[Required work]:
Your answer should be a single number: the count of lines that include "icon".

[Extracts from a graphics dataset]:
__________
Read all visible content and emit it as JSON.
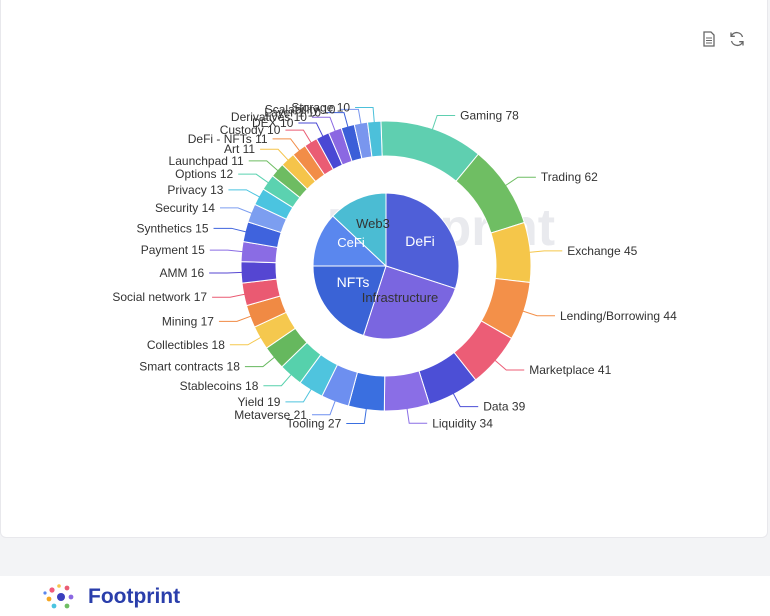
{
  "toolbar": {
    "data_view_icon": "document-icon",
    "refresh_icon": "refresh-icon"
  },
  "brand": {
    "name": "Footprint",
    "logo_icon": "footprint-logo-icon"
  },
  "chart_data": {
    "type": "pie",
    "variant": "nested donut",
    "watermark": "Footprint",
    "inner": [
      {
        "name": "DeFi",
        "value": 30,
        "color": "#4f5fd8"
      },
      {
        "name": "Infrastructure",
        "value": 25,
        "color": "#7a66e0"
      },
      {
        "name": "NFTs",
        "value": 20,
        "color": "#3a63d6"
      },
      {
        "name": "CeFi",
        "value": 12,
        "color": "#5a87ee"
      },
      {
        "name": "Web3",
        "value": 13,
        "color": "#4bbcd3"
      }
    ],
    "outer": [
      {
        "name": "Gaming",
        "value": 78,
        "color": "#5fcfb0"
      },
      {
        "name": "Trading",
        "value": 62,
        "color": "#6fbe63"
      },
      {
        "name": "Exchange",
        "value": 45,
        "color": "#f5c64a"
      },
      {
        "name": "Lending/Borrowing",
        "value": 44,
        "color": "#f39049"
      },
      {
        "name": "Marketplace",
        "value": 41,
        "color": "#ec5d76"
      },
      {
        "name": "Data",
        "value": 39,
        "color": "#4c4fd6"
      },
      {
        "name": "Liquidity",
        "value": 34,
        "color": "#8a6ee6"
      },
      {
        "name": "Tooling",
        "value": 27,
        "color": "#3a6fe0"
      },
      {
        "name": "Metaverse",
        "value": 21,
        "color": "#6d8ff0"
      },
      {
        "name": "Yield",
        "value": 19,
        "color": "#4fc4de"
      },
      {
        "name": "Stablecoins",
        "value": 18,
        "color": "#56d1ac"
      },
      {
        "name": "Smart contracts",
        "value": 18,
        "color": "#66b85e"
      },
      {
        "name": "Collectibles",
        "value": 18,
        "color": "#f5c84e"
      },
      {
        "name": "Mining",
        "value": 17,
        "color": "#f08a44"
      },
      {
        "name": "Social network",
        "value": 17,
        "color": "#ea5a72"
      },
      {
        "name": "AMM",
        "value": 16,
        "color": "#5546d2"
      },
      {
        "name": "Payment",
        "value": 15,
        "color": "#8a6ce4"
      },
      {
        "name": "Synthetics",
        "value": 15,
        "color": "#3f63dd"
      },
      {
        "name": "Security",
        "value": 14,
        "color": "#7c9ef0"
      },
      {
        "name": "Privacy",
        "value": 13,
        "color": "#4bc4e0"
      },
      {
        "name": "Options",
        "value": 12,
        "color": "#5bd2b0"
      },
      {
        "name": "Launchpad",
        "value": 11,
        "color": "#6ebc62"
      },
      {
        "name": "Art",
        "value": 11,
        "color": "#f5c44a"
      },
      {
        "name": "DeFi - NFTs",
        "value": 11,
        "color": "#f28d48"
      },
      {
        "name": "Custody",
        "value": 10,
        "color": "#ea5c74"
      },
      {
        "name": "DEX",
        "value": 10,
        "color": "#4a48d4"
      },
      {
        "name": "Derivatives",
        "value": 10,
        "color": "#8b68e2"
      },
      {
        "name": "Layer 1",
        "value": 10,
        "color": "#3b5fd8"
      },
      {
        "name": "Scalability",
        "value": 10,
        "color": "#7996ee"
      },
      {
        "name": "Storage",
        "value": 10,
        "color": "#4cc0da"
      }
    ]
  }
}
__________
[Output for this exercise]:
3